* _EXERCISE REQUIREMENTS_: Answer with a number only: how many lines of the data contain "name"?

[Collected data]

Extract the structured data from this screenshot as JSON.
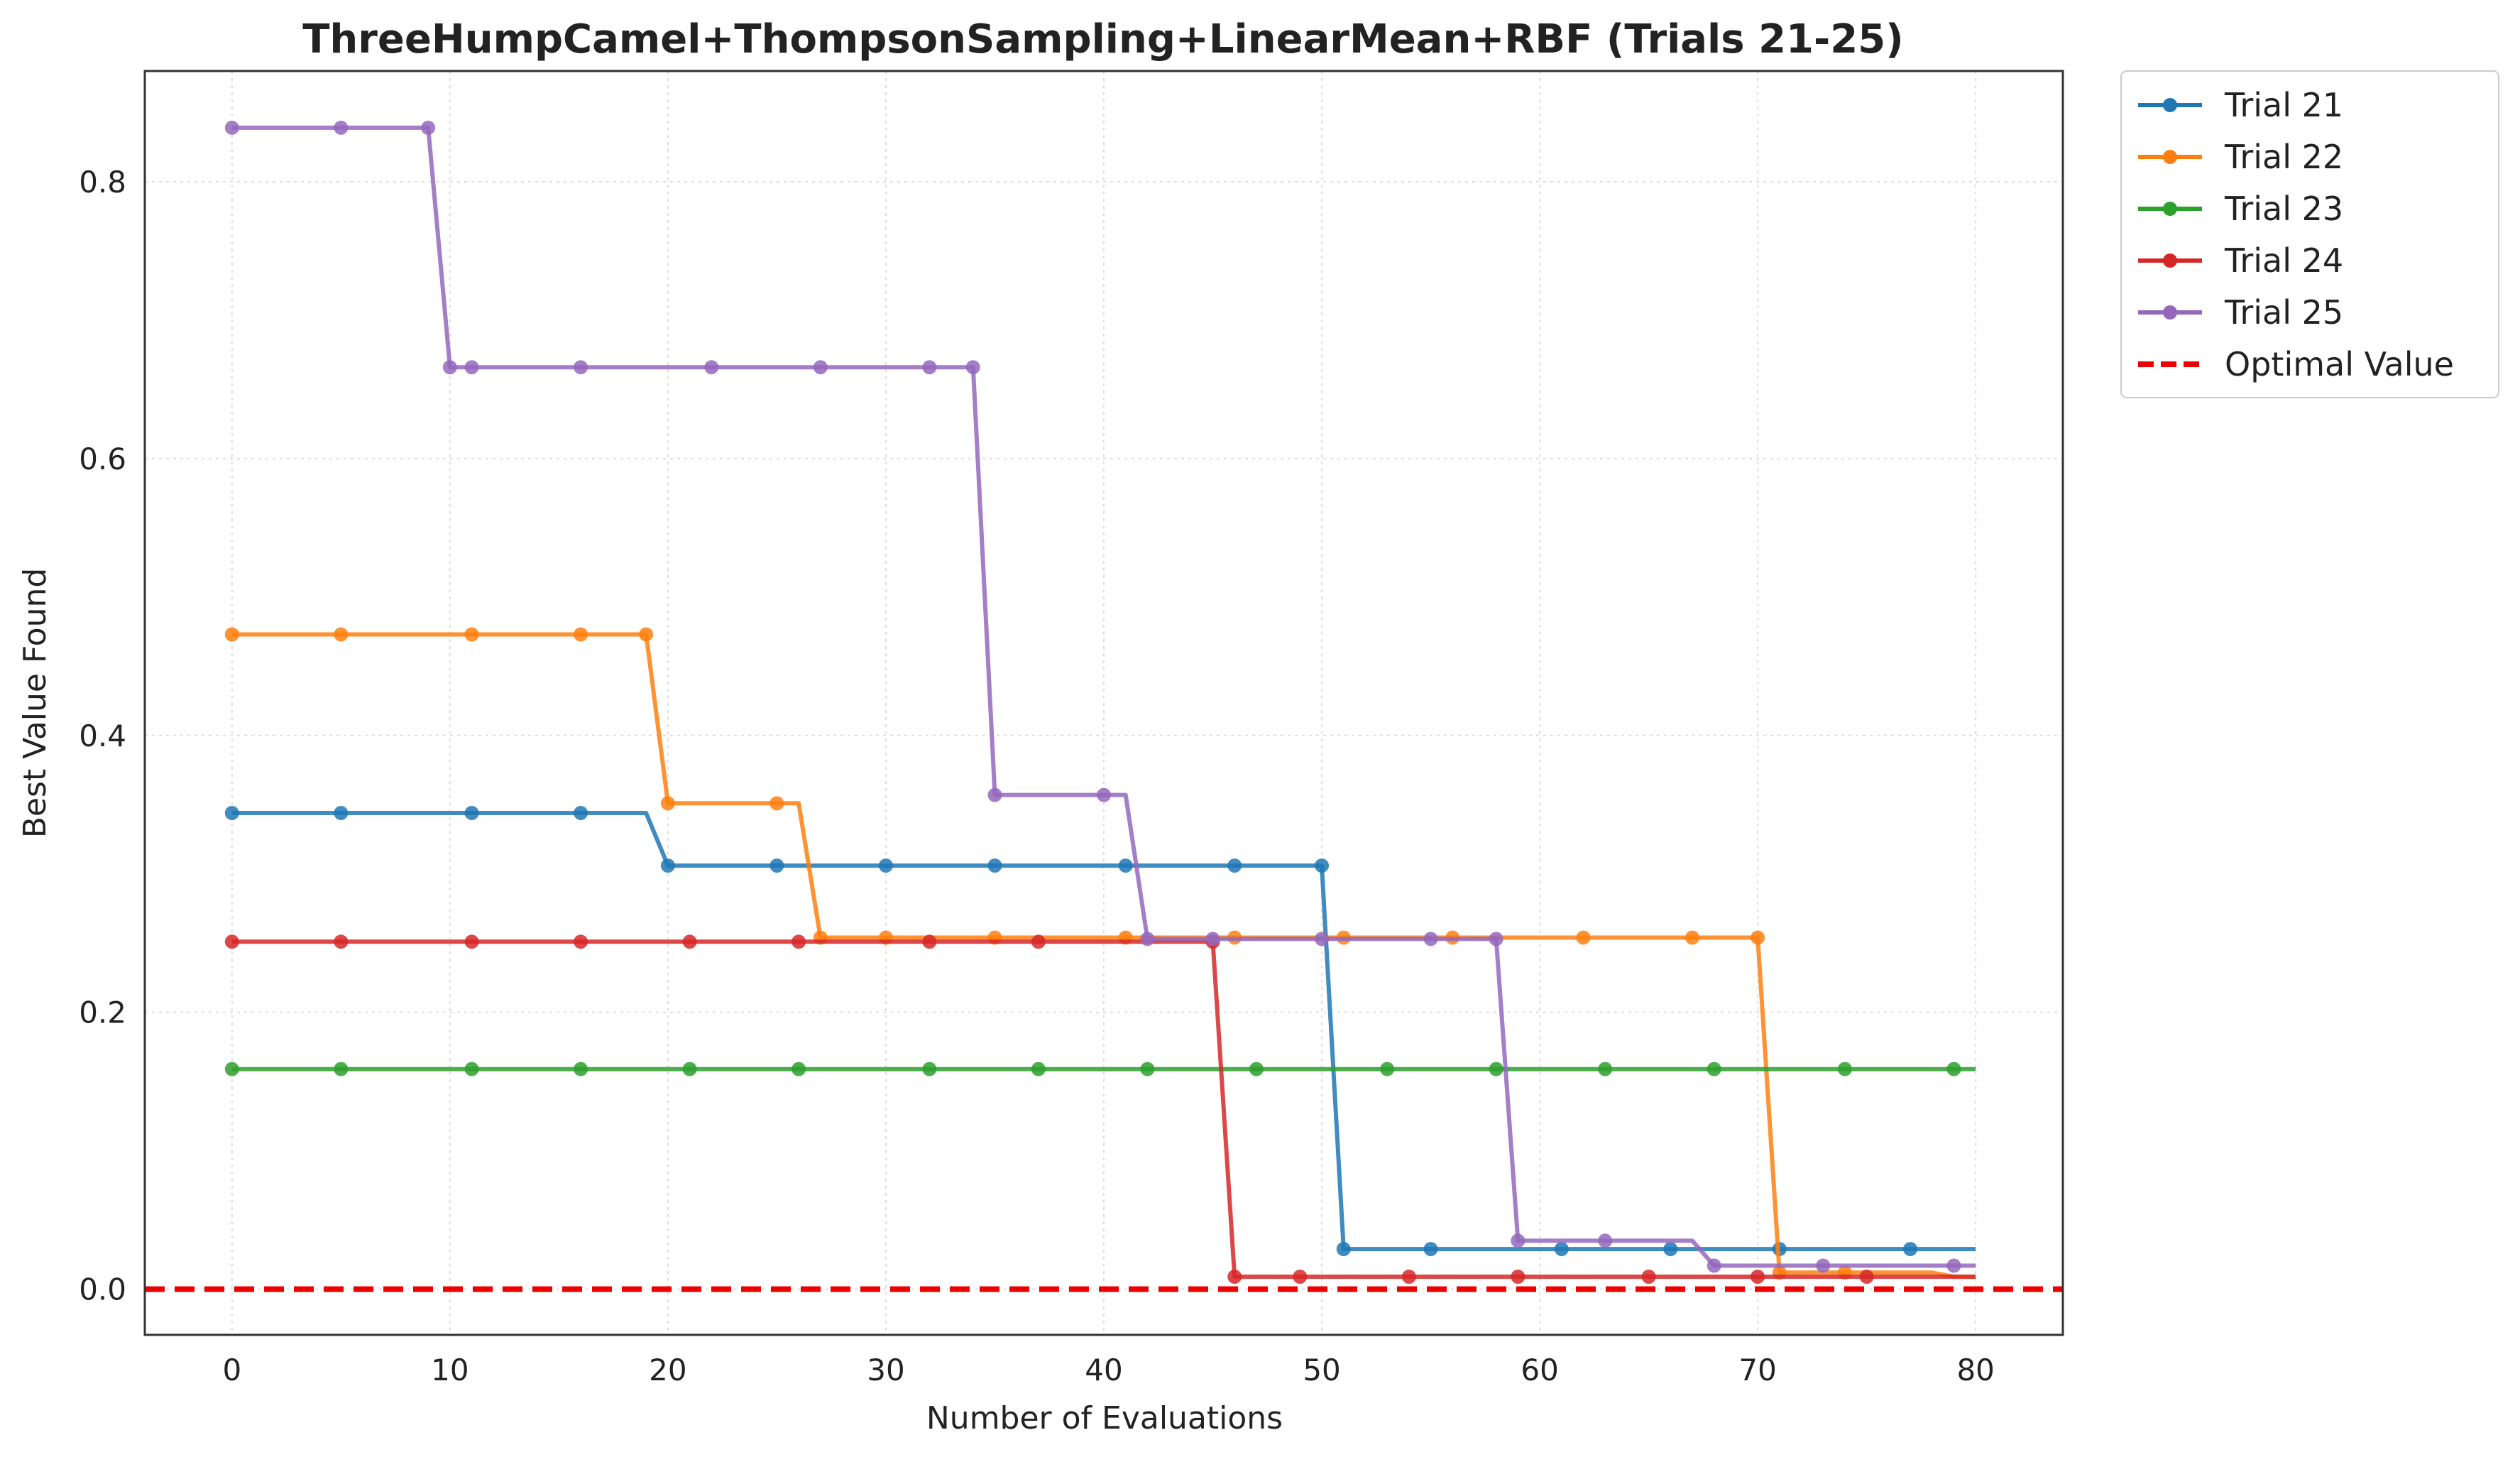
{
  "chart_data": {
    "type": "line",
    "title": "ThreeHumpCamel+ThompsonSampling+LinearMean+RBF (Trials 21-25)",
    "xlabel": "Number of Evaluations",
    "ylabel": "Best Value Found",
    "xlim": [
      -4,
      84
    ],
    "ylim": [
      -0.033,
      0.88
    ],
    "xticks": [
      0,
      10,
      20,
      30,
      40,
      50,
      60,
      70,
      80
    ],
    "yticks": [
      0.0,
      0.2,
      0.4,
      0.6,
      0.8
    ],
    "ytick_labels": [
      "0.0",
      "0.2",
      "0.4",
      "0.6",
      "0.8"
    ],
    "grid": true,
    "legend_position": "outside-top-right",
    "series": [
      {
        "name": "Trial 21",
        "color": "#1f77b4",
        "steps": [
          [
            0,
            0.344
          ],
          [
            20,
            0.306
          ],
          [
            51,
            0.029
          ]
        ],
        "markers_x": [
          0,
          5,
          11,
          16,
          20,
          25,
          30,
          35,
          41,
          46,
          50,
          51,
          55,
          61,
          66,
          71,
          77
        ]
      },
      {
        "name": "Trial 22",
        "color": "#ff7f0e",
        "steps": [
          [
            0,
            0.473
          ],
          [
            20,
            0.351
          ],
          [
            27,
            0.254
          ],
          [
            71,
            0.012
          ],
          [
            79,
            0.009
          ]
        ],
        "markers_x": [
          0,
          5,
          11,
          16,
          19,
          20,
          25,
          27,
          30,
          35,
          41,
          46,
          51,
          56,
          62,
          67,
          70,
          71,
          74
        ]
      },
      {
        "name": "Trial 23",
        "color": "#2ca02c",
        "steps": [
          [
            0,
            0.159
          ]
        ],
        "markers_x": [
          0,
          5,
          11,
          16,
          21,
          26,
          32,
          37,
          42,
          47,
          53,
          58,
          63,
          68,
          74,
          79
        ]
      },
      {
        "name": "Trial 24",
        "color": "#d62728",
        "steps": [
          [
            0,
            0.251
          ],
          [
            46,
            0.009
          ]
        ],
        "markers_x": [
          0,
          5,
          11,
          16,
          21,
          26,
          32,
          37,
          45,
          46,
          49,
          54,
          59,
          65,
          70,
          75
        ]
      },
      {
        "name": "Trial 25",
        "color": "#9467bd",
        "steps": [
          [
            0,
            0.839
          ],
          [
            10,
            0.666
          ],
          [
            35,
            0.357
          ],
          [
            42,
            0.253
          ],
          [
            59,
            0.035
          ],
          [
            68,
            0.017
          ]
        ],
        "markers_x": [
          0,
          5,
          9,
          10,
          11,
          16,
          22,
          27,
          32,
          34,
          35,
          40,
          42,
          45,
          50,
          55,
          58,
          59,
          63,
          68,
          73,
          79
        ]
      }
    ],
    "x_end": 80,
    "reference_line": {
      "name": "Optimal Value",
      "value": 0.0,
      "color": "#ee0000",
      "style": "dashed"
    }
  }
}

* _OUTPUT BELOW_: 6